* [DATA EXTRACT]
——
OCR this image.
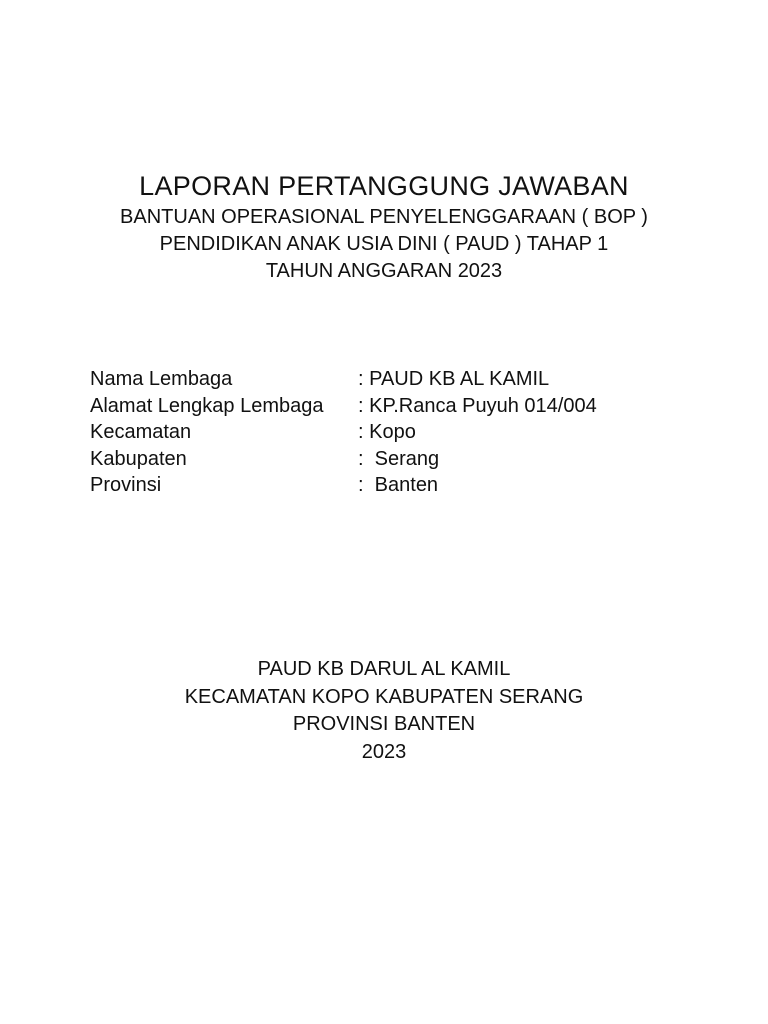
LAPORAN PERTANGGUNG JAWABAN

BANTUAN OPERASIONAL PENYELENGGARAAN ( BOP )

PENDIDIKAN ANAK USIA DINI ( PAUD ) TAHAP 1

TAHUN ANGGARAN 2023

Nama Lembaga	: PAUD KB AL KAMIL
Alamat Lengkap Lembaga	: KP.Ranca Puyuh 014/004
Kecamatan	: Kopo
Kabupaten	:  Serang
Provinsi	:  Banten

PAUD KB DARUL AL KAMIL

KECAMATAN KOPO KABUPATEN SERANG

PROVINSI BANTEN

2023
——
* [EXERCISE GOAL] Leave the pictures out, and transcribe each of the records exactly.

* [WRITTEN ANSWER]
OCR this image.
LAPORAN PERTANGGUNG JAWABAN

BANTUAN OPERASIONAL PENYELENGGARAAN ( BOP )

PENDIDIKAN ANAK USIA DINI ( PAUD ) TAHAP 1

TAHUN ANGGARAN 2023

Nama Lembaga	: PAUD KB AL KAMIL
Alamat Lengkap Lembaga	: KP.Ranca Puyuh 014/004
Kecamatan	: Kopo
Kabupaten	:  Serang
Provinsi	:  Banten

PAUD KB DARUL AL KAMIL

KECAMATAN KOPO KABUPATEN SERANG

PROVINSI BANTEN

2023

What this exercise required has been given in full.